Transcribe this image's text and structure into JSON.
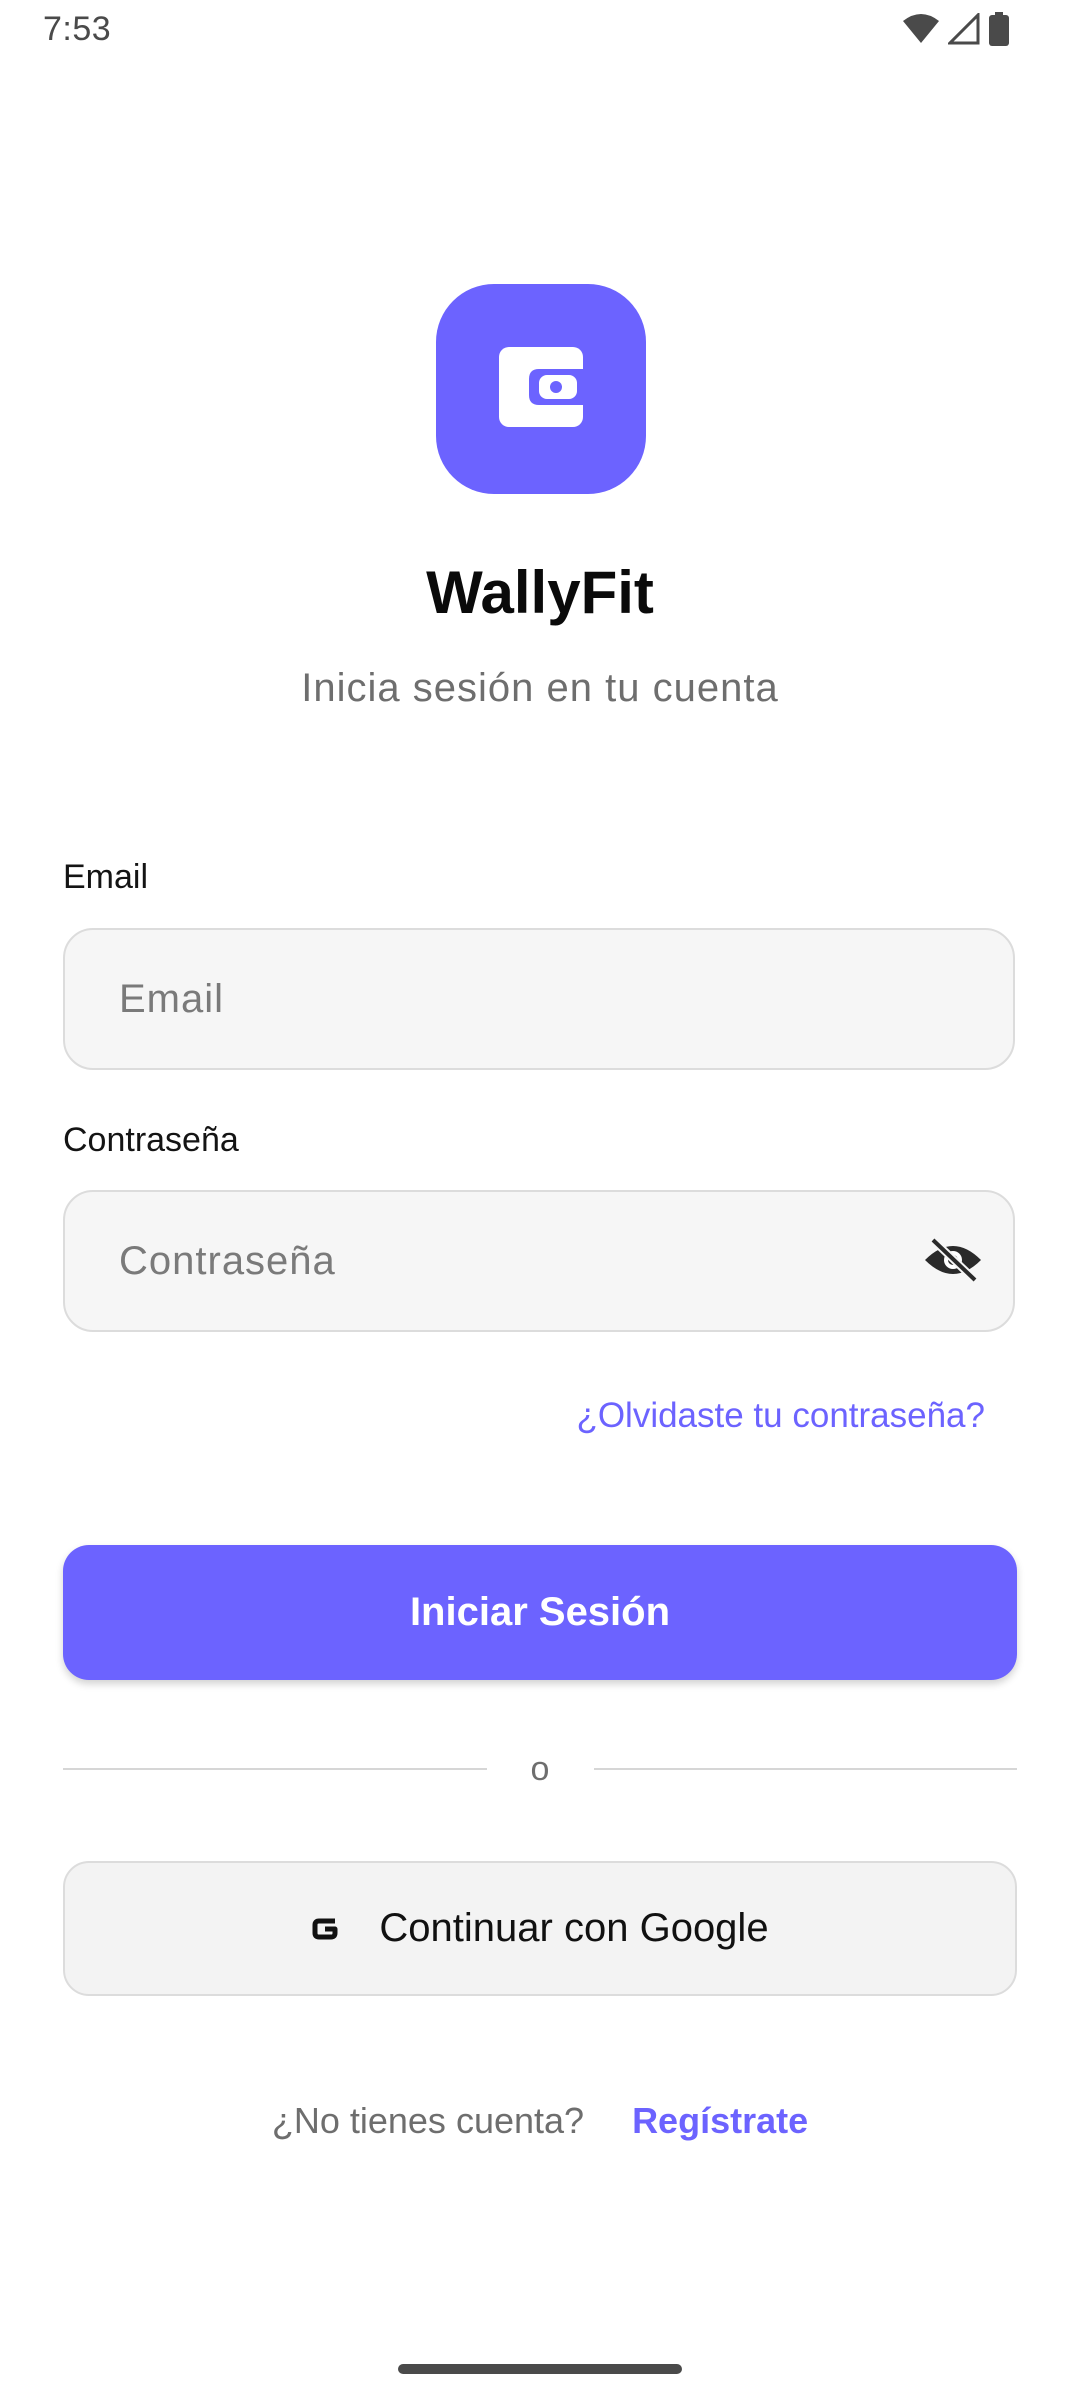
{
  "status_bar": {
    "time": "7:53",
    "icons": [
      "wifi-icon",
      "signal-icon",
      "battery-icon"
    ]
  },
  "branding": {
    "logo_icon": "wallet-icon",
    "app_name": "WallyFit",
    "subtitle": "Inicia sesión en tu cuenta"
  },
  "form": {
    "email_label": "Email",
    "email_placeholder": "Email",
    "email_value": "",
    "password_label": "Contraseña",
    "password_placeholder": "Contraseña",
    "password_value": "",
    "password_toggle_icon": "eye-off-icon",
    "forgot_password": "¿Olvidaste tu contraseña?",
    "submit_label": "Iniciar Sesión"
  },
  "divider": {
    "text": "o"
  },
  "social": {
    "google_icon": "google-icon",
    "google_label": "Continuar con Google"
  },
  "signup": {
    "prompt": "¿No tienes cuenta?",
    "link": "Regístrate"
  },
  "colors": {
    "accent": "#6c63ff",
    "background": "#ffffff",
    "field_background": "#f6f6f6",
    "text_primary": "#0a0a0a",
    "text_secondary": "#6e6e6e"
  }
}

-.-.-

Repeat each entry precisely as it appears. Leave the pictures out.

**Response for this exercise:**
Transcribe this image's text and structure into JSON.
{
  "status_bar": {
    "time": "7:53",
    "icons": [
      "wifi-icon",
      "signal-icon",
      "battery-icon"
    ]
  },
  "branding": {
    "logo_icon": "wallet-icon",
    "app_name": "WallyFit",
    "subtitle": "Inicia sesión en tu cuenta"
  },
  "form": {
    "email_label": "Email",
    "email_placeholder": "Email",
    "email_value": "",
    "password_label": "Contraseña",
    "password_placeholder": "Contraseña",
    "password_value": "",
    "password_toggle_icon": "eye-off-icon",
    "forgot_password": "¿Olvidaste tu contraseña?",
    "submit_label": "Iniciar Sesión"
  },
  "divider": {
    "text": "o"
  },
  "social": {
    "google_icon": "google-icon",
    "google_label": "Continuar con Google"
  },
  "signup": {
    "prompt": "¿No tienes cuenta?",
    "link": "Regístrate"
  },
  "colors": {
    "accent": "#6c63ff",
    "background": "#ffffff",
    "field_background": "#f6f6f6",
    "text_primary": "#0a0a0a",
    "text_secondary": "#6e6e6e"
  }
}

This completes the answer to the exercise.